BEGIN Provided records

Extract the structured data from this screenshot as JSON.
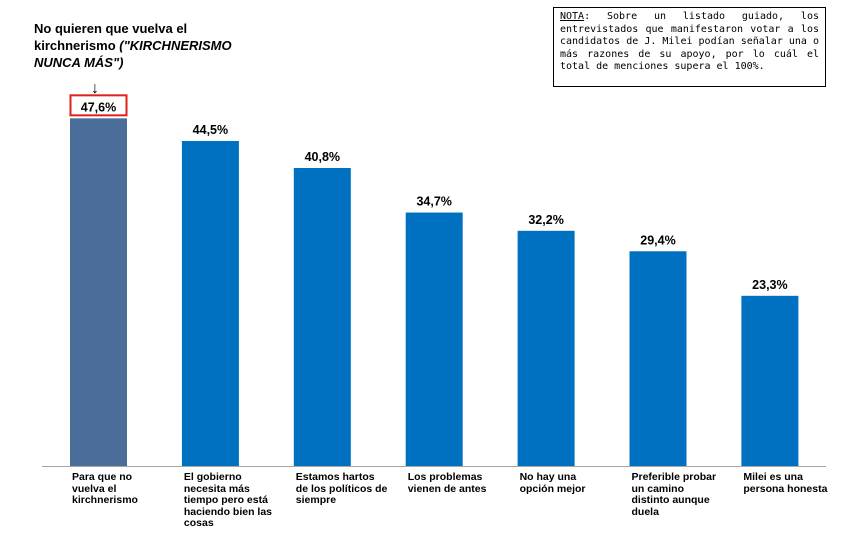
{
  "annotation": {
    "text": "No quieren que vuelva el kirchnerismo",
    "italic": "(\"KIRCHNERISMO NUNCA MÁS\")",
    "arrow": "↓"
  },
  "note": {
    "label": "NOTA",
    "text": ": Sobre un listado guiado, los entrevistados que manifestaron votar a los candidatos de J. Milei podían señalar una o más razones de su apoyo, por lo cuál el total de menciones supera el 100%."
  },
  "chart_data": {
    "type": "bar",
    "categories": [
      "Para que no vuelva el kirchnerismo",
      "El gobierno necesita más tiempo pero está haciendo bien las cosas",
      "Estamos hartos de los políticos de siempre",
      "Los problemas vienen de antes",
      "No hay una opción mejor",
      "Preferible probar un camino distinto aunque duela",
      "Milei es una persona honesta"
    ],
    "values": [
      47.6,
      44.5,
      40.8,
      34.7,
      32.2,
      29.4,
      23.3
    ],
    "value_labels": [
      "47,6%",
      "44,5%",
      "40,8%",
      "34,7%",
      "32,2%",
      "29,4%",
      "23,3%"
    ],
    "highlighted_index": 0,
    "ylim": [
      0,
      50
    ],
    "grid": false,
    "colors": {
      "bar": "#0070C0",
      "highlight_bar": "#4A6D9A",
      "highlight_box": "#E0201B",
      "axis": "#A6A6A6"
    }
  }
}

END Provided records

What you should do
From the data above, gather every line that includes the word "vuelva".

Result below
    "text": "No quieren que vuelva el kirchnerismo",
      "Para que no vuelva el kirchnerismo",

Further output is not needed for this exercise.